─── Records provided

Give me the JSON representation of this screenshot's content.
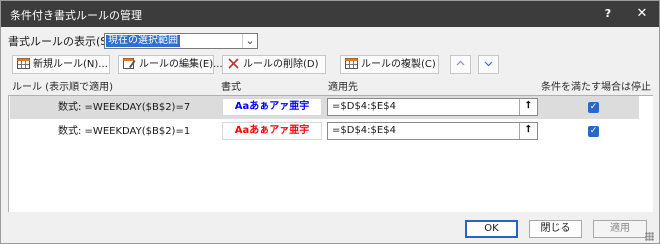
{
  "window": {
    "title": "条件付き書式ルールの管理",
    "help_label": "?",
    "close_label": "✕"
  },
  "scope": {
    "label": "書式ルールの表示(S):",
    "value": "現在の選択範囲",
    "dropdown_icon": "chevron-down-icon"
  },
  "toolbar": {
    "new_label": "新規ルール(N)...",
    "edit_label": "ルールの編集(E)...",
    "delete_label": "ルールの削除(D)",
    "copy_label": "ルールの複製(C)",
    "move_up_icon": "chevron-up-icon",
    "move_down_icon": "chevron-down-icon"
  },
  "list": {
    "headers": {
      "rule": "ルール (表示順で適用)",
      "format": "書式",
      "applies_to": "適用先",
      "stop_if_true": "条件を満たす場合は停止"
    },
    "rows": [
      {
        "rule": "数式: =WEEKDAY($B$2)=7",
        "preview": "Aaあぁアァ亜宇",
        "preview_color": "#0000ff",
        "applies_to": "=$D$4:$E$4",
        "stop_if_true": true,
        "selected": true
      },
      {
        "rule": "数式: =WEEKDAY($B$2)=1",
        "preview": "Aaあぁアァ亜宇",
        "preview_color": "#ff0000",
        "applies_to": "=$D$4:$E$4",
        "stop_if_true": true,
        "selected": false
      }
    ]
  },
  "buttons": {
    "ok_label": "OK",
    "close_label": "閉じる",
    "apply_label": "適用"
  },
  "colors": {
    "title_bar": "#3c3c3c",
    "selected_scope": "#2f6fd0",
    "checkbox": "#2868c8"
  }
}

──────

Goal:
Reproduce each record from above exactly; pictures do not belong in the copy.

The solution:
Give me the JSON representation of this screenshot's content.
{
  "window": {
    "title": "条件付き書式ルールの管理",
    "help_label": "?",
    "close_label": "✕"
  },
  "scope": {
    "label": "書式ルールの表示(S):",
    "value": "現在の選択範囲",
    "dropdown_icon": "chevron-down-icon"
  },
  "toolbar": {
    "new_label": "新規ルール(N)...",
    "edit_label": "ルールの編集(E)...",
    "delete_label": "ルールの削除(D)",
    "copy_label": "ルールの複製(C)",
    "move_up_icon": "chevron-up-icon",
    "move_down_icon": "chevron-down-icon"
  },
  "list": {
    "headers": {
      "rule": "ルール (表示順で適用)",
      "format": "書式",
      "applies_to": "適用先",
      "stop_if_true": "条件を満たす場合は停止"
    },
    "rows": [
      {
        "rule": "数式: =WEEKDAY($B$2)=7",
        "preview": "Aaあぁアァ亜宇",
        "preview_color": "#0000ff",
        "applies_to": "=$D$4:$E$4",
        "stop_if_true": true,
        "selected": true
      },
      {
        "rule": "数式: =WEEKDAY($B$2)=1",
        "preview": "Aaあぁアァ亜宇",
        "preview_color": "#ff0000",
        "applies_to": "=$D$4:$E$4",
        "stop_if_true": true,
        "selected": false
      }
    ]
  },
  "buttons": {
    "ok_label": "OK",
    "close_label": "閉じる",
    "apply_label": "適用"
  },
  "colors": {
    "title_bar": "#3c3c3c",
    "selected_scope": "#2f6fd0",
    "checkbox": "#2868c8"
  }
}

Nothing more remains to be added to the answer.